• _Brief_
What follows are records. Restate all of them word for word.

• _Data rows_

#####

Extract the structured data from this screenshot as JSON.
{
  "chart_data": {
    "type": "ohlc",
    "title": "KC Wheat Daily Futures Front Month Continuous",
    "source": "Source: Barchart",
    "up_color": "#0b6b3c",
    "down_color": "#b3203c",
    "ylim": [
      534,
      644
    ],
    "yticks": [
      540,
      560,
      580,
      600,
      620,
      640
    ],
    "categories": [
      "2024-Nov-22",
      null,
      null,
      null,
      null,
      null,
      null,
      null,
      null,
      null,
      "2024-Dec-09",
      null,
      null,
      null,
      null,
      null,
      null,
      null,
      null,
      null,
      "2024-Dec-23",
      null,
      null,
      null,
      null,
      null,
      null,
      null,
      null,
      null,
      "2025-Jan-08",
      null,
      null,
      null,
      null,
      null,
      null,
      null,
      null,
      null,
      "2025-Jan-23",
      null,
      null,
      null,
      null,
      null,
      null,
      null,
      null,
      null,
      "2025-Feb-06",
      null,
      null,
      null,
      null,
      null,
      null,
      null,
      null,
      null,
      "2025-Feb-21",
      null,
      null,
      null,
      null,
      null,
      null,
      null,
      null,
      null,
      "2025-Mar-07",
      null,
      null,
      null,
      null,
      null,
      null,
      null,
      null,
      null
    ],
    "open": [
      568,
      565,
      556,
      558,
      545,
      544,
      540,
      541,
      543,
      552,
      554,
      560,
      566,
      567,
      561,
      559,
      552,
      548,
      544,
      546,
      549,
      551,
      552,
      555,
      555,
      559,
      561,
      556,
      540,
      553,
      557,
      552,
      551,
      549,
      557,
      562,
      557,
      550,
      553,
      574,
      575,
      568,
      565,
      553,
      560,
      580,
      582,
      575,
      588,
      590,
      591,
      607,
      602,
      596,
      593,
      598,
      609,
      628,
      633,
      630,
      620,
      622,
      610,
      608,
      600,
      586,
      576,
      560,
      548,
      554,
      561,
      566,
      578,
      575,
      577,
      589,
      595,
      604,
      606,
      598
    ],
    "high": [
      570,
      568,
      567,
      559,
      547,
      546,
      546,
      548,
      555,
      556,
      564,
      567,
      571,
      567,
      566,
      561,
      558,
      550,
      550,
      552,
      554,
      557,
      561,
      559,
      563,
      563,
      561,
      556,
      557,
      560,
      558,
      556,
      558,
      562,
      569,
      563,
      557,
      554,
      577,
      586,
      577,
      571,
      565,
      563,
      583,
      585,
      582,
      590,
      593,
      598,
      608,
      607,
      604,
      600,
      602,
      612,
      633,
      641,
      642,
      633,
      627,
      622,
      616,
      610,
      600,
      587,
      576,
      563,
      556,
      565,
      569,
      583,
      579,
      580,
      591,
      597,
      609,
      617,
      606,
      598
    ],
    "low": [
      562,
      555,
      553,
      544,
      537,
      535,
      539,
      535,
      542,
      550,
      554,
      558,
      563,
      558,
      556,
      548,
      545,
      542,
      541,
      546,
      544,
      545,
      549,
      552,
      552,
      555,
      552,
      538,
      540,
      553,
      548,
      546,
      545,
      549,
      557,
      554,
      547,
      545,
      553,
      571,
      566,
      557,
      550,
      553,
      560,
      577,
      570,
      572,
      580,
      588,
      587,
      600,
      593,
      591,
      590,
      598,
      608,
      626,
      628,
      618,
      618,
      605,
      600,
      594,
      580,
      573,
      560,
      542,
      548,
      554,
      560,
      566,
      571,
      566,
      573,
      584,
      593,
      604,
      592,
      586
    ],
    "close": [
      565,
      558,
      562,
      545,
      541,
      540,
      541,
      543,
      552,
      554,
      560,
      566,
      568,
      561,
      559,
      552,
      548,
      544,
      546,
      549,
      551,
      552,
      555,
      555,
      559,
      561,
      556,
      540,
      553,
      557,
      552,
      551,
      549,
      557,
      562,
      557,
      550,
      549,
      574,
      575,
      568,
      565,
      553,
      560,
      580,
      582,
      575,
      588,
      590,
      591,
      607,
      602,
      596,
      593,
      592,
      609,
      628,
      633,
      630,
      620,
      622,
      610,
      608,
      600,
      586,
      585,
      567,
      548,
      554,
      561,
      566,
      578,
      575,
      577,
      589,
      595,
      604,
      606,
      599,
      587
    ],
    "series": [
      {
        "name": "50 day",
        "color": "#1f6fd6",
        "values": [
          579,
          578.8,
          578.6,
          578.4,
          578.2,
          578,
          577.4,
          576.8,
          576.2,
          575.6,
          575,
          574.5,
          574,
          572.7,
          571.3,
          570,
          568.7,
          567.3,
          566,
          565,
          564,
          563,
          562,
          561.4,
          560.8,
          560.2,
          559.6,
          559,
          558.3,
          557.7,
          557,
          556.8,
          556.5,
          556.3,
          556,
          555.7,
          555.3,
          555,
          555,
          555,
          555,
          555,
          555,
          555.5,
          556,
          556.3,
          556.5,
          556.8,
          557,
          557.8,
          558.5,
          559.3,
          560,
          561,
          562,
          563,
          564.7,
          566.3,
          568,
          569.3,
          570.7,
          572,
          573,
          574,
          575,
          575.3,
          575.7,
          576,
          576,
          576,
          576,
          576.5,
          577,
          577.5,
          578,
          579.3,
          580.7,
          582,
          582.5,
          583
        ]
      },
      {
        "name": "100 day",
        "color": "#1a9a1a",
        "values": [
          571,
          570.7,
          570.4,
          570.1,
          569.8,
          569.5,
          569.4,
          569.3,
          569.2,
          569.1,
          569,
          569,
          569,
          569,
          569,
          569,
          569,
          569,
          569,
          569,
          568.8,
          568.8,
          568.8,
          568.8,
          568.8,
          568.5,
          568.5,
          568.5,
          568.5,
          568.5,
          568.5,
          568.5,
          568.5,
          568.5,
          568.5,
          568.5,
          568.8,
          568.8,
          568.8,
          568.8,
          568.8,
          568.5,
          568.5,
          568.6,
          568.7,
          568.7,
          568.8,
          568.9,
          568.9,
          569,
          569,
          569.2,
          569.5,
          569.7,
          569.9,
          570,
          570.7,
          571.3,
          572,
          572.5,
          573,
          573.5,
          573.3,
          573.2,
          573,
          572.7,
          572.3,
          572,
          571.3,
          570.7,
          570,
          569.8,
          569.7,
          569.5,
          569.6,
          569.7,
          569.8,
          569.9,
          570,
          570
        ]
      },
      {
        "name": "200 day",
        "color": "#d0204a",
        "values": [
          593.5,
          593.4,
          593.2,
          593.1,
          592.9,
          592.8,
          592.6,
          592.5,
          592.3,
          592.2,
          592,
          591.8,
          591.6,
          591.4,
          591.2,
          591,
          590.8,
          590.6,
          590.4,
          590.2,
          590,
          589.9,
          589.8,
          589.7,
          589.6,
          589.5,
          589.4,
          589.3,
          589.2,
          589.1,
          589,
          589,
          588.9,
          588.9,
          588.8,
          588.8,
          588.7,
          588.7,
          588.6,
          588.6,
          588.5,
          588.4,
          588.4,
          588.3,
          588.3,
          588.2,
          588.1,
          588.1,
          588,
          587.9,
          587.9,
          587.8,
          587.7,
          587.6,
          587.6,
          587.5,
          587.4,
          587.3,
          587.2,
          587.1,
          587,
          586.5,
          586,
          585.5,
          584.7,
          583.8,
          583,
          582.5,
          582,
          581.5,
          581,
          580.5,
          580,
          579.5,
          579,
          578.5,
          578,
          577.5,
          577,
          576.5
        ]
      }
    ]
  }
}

#####

• _Output for this task_
Extract the structured data from this screenshot as JSON.
{
  "chart_data": {
    "type": "ohlc",
    "title": "KC Wheat Daily Futures Front Month Continuous",
    "source": "Source: Barchart",
    "up_color": "#0b6b3c",
    "down_color": "#b3203c",
    "ylim": [
      534,
      644
    ],
    "yticks": [
      540,
      560,
      580,
      600,
      620,
      640
    ],
    "categories": [
      "2024-Nov-22",
      null,
      null,
      null,
      null,
      null,
      null,
      null,
      null,
      null,
      "2024-Dec-09",
      null,
      null,
      null,
      null,
      null,
      null,
      null,
      null,
      null,
      "2024-Dec-23",
      null,
      null,
      null,
      null,
      null,
      null,
      null,
      null,
      null,
      "2025-Jan-08",
      null,
      null,
      null,
      null,
      null,
      null,
      null,
      null,
      null,
      "2025-Jan-23",
      null,
      null,
      null,
      null,
      null,
      null,
      null,
      null,
      null,
      "2025-Feb-06",
      null,
      null,
      null,
      null,
      null,
      null,
      null,
      null,
      null,
      "2025-Feb-21",
      null,
      null,
      null,
      null,
      null,
      null,
      null,
      null,
      null,
      "2025-Mar-07",
      null,
      null,
      null,
      null,
      null,
      null,
      null,
      null,
      null
    ],
    "open": [
      568,
      565,
      556,
      558,
      545,
      544,
      540,
      541,
      543,
      552,
      554,
      560,
      566,
      567,
      561,
      559,
      552,
      548,
      544,
      546,
      549,
      551,
      552,
      555,
      555,
      559,
      561,
      556,
      540,
      553,
      557,
      552,
      551,
      549,
      557,
      562,
      557,
      550,
      553,
      574,
      575,
      568,
      565,
      553,
      560,
      580,
      582,
      575,
      588,
      590,
      591,
      607,
      602,
      596,
      593,
      598,
      609,
      628,
      633,
      630,
      620,
      622,
      610,
      608,
      600,
      586,
      576,
      560,
      548,
      554,
      561,
      566,
      578,
      575,
      577,
      589,
      595,
      604,
      606,
      598
    ],
    "high": [
      570,
      568,
      567,
      559,
      547,
      546,
      546,
      548,
      555,
      556,
      564,
      567,
      571,
      567,
      566,
      561,
      558,
      550,
      550,
      552,
      554,
      557,
      561,
      559,
      563,
      563,
      561,
      556,
      557,
      560,
      558,
      556,
      558,
      562,
      569,
      563,
      557,
      554,
      577,
      586,
      577,
      571,
      565,
      563,
      583,
      585,
      582,
      590,
      593,
      598,
      608,
      607,
      604,
      600,
      602,
      612,
      633,
      641,
      642,
      633,
      627,
      622,
      616,
      610,
      600,
      587,
      576,
      563,
      556,
      565,
      569,
      583,
      579,
      580,
      591,
      597,
      609,
      617,
      606,
      598
    ],
    "low": [
      562,
      555,
      553,
      544,
      537,
      535,
      539,
      535,
      542,
      550,
      554,
      558,
      563,
      558,
      556,
      548,
      545,
      542,
      541,
      546,
      544,
      545,
      549,
      552,
      552,
      555,
      552,
      538,
      540,
      553,
      548,
      546,
      545,
      549,
      557,
      554,
      547,
      545,
      553,
      571,
      566,
      557,
      550,
      553,
      560,
      577,
      570,
      572,
      580,
      588,
      587,
      600,
      593,
      591,
      590,
      598,
      608,
      626,
      628,
      618,
      618,
      605,
      600,
      594,
      580,
      573,
      560,
      542,
      548,
      554,
      560,
      566,
      571,
      566,
      573,
      584,
      593,
      604,
      592,
      586
    ],
    "close": [
      565,
      558,
      562,
      545,
      541,
      540,
      541,
      543,
      552,
      554,
      560,
      566,
      568,
      561,
      559,
      552,
      548,
      544,
      546,
      549,
      551,
      552,
      555,
      555,
      559,
      561,
      556,
      540,
      553,
      557,
      552,
      551,
      549,
      557,
      562,
      557,
      550,
      549,
      574,
      575,
      568,
      565,
      553,
      560,
      580,
      582,
      575,
      588,
      590,
      591,
      607,
      602,
      596,
      593,
      592,
      609,
      628,
      633,
      630,
      620,
      622,
      610,
      608,
      600,
      586,
      585,
      567,
      548,
      554,
      561,
      566,
      578,
      575,
      577,
      589,
      595,
      604,
      606,
      599,
      587
    ],
    "series": [
      {
        "name": "50 day",
        "color": "#1f6fd6",
        "values": [
          579,
          578.8,
          578.6,
          578.4,
          578.2,
          578,
          577.4,
          576.8,
          576.2,
          575.6,
          575,
          574.5,
          574,
          572.7,
          571.3,
          570,
          568.7,
          567.3,
          566,
          565,
          564,
          563,
          562,
          561.4,
          560.8,
          560.2,
          559.6,
          559,
          558.3,
          557.7,
          557,
          556.8,
          556.5,
          556.3,
          556,
          555.7,
          555.3,
          555,
          555,
          555,
          555,
          555,
          555,
          555.5,
          556,
          556.3,
          556.5,
          556.8,
          557,
          557.8,
          558.5,
          559.3,
          560,
          561,
          562,
          563,
          564.7,
          566.3,
          568,
          569.3,
          570.7,
          572,
          573,
          574,
          575,
          575.3,
          575.7,
          576,
          576,
          576,
          576,
          576.5,
          577,
          577.5,
          578,
          579.3,
          580.7,
          582,
          582.5,
          583
        ]
      },
      {
        "name": "100 day",
        "color": "#1a9a1a",
        "values": [
          571,
          570.7,
          570.4,
          570.1,
          569.8,
          569.5,
          569.4,
          569.3,
          569.2,
          569.1,
          569,
          569,
          569,
          569,
          569,
          569,
          569,
          569,
          569,
          569,
          568.8,
          568.8,
          568.8,
          568.8,
          568.8,
          568.5,
          568.5,
          568.5,
          568.5,
          568.5,
          568.5,
          568.5,
          568.5,
          568.5,
          568.5,
          568.5,
          568.8,
          568.8,
          568.8,
          568.8,
          568.8,
          568.5,
          568.5,
          568.6,
          568.7,
          568.7,
          568.8,
          568.9,
          568.9,
          569,
          569,
          569.2,
          569.5,
          569.7,
          569.9,
          570,
          570.7,
          571.3,
          572,
          572.5,
          573,
          573.5,
          573.3,
          573.2,
          573,
          572.7,
          572.3,
          572,
          571.3,
          570.7,
          570,
          569.8,
          569.7,
          569.5,
          569.6,
          569.7,
          569.8,
          569.9,
          570,
          570
        ]
      },
      {
        "name": "200 day",
        "color": "#d0204a",
        "values": [
          593.5,
          593.4,
          593.2,
          593.1,
          592.9,
          592.8,
          592.6,
          592.5,
          592.3,
          592.2,
          592,
          591.8,
          591.6,
          591.4,
          591.2,
          591,
          590.8,
          590.6,
          590.4,
          590.2,
          590,
          589.9,
          589.8,
          589.7,
          589.6,
          589.5,
          589.4,
          589.3,
          589.2,
          589.1,
          589,
          589,
          588.9,
          588.9,
          588.8,
          588.8,
          588.7,
          588.7,
          588.6,
          588.6,
          588.5,
          588.4,
          588.4,
          588.3,
          588.3,
          588.2,
          588.1,
          588.1,
          588,
          587.9,
          587.9,
          587.8,
          587.7,
          587.6,
          587.6,
          587.5,
          587.4,
          587.3,
          587.2,
          587.1,
          587,
          586.5,
          586,
          585.5,
          584.7,
          583.8,
          583,
          582.5,
          582,
          581.5,
          581,
          580.5,
          580,
          579.5,
          579,
          578.5,
          578,
          577.5,
          577,
          576.5
        ]
      }
    ]
  }
}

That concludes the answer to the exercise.